• [REQUEST]
State how many lines hold the word "підозрюваний", with no other words.

• [INPUT DATA]

■ ■ ■

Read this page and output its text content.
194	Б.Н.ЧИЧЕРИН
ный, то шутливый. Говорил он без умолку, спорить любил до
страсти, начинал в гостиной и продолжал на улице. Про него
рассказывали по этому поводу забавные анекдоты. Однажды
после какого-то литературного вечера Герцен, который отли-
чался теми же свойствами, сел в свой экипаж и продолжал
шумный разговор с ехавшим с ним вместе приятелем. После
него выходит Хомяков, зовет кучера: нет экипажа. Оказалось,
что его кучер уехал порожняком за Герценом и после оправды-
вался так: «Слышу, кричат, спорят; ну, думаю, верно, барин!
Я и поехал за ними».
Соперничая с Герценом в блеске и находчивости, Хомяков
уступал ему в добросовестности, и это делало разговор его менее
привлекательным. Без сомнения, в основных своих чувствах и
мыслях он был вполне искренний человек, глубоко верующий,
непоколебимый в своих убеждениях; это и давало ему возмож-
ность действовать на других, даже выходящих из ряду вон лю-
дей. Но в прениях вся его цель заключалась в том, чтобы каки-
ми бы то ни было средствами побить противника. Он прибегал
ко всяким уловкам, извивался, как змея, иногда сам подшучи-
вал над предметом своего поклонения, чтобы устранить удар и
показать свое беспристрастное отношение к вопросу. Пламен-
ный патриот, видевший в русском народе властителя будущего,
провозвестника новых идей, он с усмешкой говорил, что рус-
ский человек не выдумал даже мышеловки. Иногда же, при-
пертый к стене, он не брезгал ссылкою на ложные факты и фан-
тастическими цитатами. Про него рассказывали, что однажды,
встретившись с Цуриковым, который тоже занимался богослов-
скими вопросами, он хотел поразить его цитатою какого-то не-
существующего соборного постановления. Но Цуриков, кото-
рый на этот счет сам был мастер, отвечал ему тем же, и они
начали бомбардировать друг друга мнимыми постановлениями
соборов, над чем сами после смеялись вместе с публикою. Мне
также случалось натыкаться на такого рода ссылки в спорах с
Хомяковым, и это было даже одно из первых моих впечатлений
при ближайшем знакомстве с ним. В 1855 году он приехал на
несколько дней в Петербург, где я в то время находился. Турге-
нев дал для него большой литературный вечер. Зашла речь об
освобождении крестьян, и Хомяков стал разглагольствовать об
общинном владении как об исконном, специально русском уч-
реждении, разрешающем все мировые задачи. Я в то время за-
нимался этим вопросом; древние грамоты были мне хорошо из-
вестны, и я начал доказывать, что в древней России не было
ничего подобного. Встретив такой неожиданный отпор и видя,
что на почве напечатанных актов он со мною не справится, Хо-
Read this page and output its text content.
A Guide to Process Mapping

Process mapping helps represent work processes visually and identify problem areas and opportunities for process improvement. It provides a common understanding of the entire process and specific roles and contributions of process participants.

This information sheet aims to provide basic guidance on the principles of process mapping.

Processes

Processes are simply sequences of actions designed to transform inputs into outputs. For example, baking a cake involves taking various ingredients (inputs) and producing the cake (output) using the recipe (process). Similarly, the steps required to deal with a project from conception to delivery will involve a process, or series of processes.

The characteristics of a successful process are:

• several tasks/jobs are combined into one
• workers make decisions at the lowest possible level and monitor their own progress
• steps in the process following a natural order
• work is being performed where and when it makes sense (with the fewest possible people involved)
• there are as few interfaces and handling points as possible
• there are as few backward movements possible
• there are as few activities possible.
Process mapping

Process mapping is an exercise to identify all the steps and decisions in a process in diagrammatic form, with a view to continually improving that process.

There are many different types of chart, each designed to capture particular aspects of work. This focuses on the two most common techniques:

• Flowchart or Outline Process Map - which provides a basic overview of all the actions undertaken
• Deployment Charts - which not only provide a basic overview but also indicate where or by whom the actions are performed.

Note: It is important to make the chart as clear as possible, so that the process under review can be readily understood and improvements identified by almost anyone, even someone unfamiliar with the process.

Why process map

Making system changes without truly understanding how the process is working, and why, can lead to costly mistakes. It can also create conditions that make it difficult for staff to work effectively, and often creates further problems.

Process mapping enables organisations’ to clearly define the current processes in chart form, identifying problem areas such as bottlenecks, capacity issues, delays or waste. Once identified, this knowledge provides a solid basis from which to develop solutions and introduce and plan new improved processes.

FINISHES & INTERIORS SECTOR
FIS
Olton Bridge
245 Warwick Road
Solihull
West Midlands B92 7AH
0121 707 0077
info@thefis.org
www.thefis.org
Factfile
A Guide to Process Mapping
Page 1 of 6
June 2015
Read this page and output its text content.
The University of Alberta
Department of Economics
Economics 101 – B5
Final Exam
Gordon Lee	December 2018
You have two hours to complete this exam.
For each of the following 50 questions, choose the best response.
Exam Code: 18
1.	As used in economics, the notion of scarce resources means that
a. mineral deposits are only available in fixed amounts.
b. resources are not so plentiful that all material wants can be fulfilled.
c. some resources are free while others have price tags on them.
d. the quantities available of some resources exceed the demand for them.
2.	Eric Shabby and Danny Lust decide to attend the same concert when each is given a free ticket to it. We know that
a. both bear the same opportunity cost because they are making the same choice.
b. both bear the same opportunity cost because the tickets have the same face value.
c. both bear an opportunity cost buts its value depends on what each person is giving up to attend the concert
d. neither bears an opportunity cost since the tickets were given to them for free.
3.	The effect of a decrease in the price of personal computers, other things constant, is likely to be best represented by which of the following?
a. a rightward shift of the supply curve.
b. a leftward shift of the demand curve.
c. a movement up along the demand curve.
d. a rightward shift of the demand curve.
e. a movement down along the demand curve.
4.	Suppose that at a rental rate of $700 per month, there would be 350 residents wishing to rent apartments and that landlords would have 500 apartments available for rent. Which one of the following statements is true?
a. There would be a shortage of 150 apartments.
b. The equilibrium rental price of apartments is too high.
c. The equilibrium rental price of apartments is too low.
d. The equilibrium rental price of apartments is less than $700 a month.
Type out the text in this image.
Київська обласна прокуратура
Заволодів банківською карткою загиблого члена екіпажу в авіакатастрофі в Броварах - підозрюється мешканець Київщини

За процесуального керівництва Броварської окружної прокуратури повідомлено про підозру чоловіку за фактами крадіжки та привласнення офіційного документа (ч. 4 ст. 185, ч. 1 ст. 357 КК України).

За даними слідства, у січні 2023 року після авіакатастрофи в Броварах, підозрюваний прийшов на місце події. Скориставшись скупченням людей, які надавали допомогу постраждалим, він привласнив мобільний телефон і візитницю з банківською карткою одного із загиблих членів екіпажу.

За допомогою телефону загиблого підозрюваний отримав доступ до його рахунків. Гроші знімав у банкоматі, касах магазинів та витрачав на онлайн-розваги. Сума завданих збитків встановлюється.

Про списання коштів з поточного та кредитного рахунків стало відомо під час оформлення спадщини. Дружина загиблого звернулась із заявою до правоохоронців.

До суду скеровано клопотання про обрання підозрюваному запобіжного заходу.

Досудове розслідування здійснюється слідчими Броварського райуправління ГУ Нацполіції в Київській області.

■ ■ ■

• [THE ANSWER]
2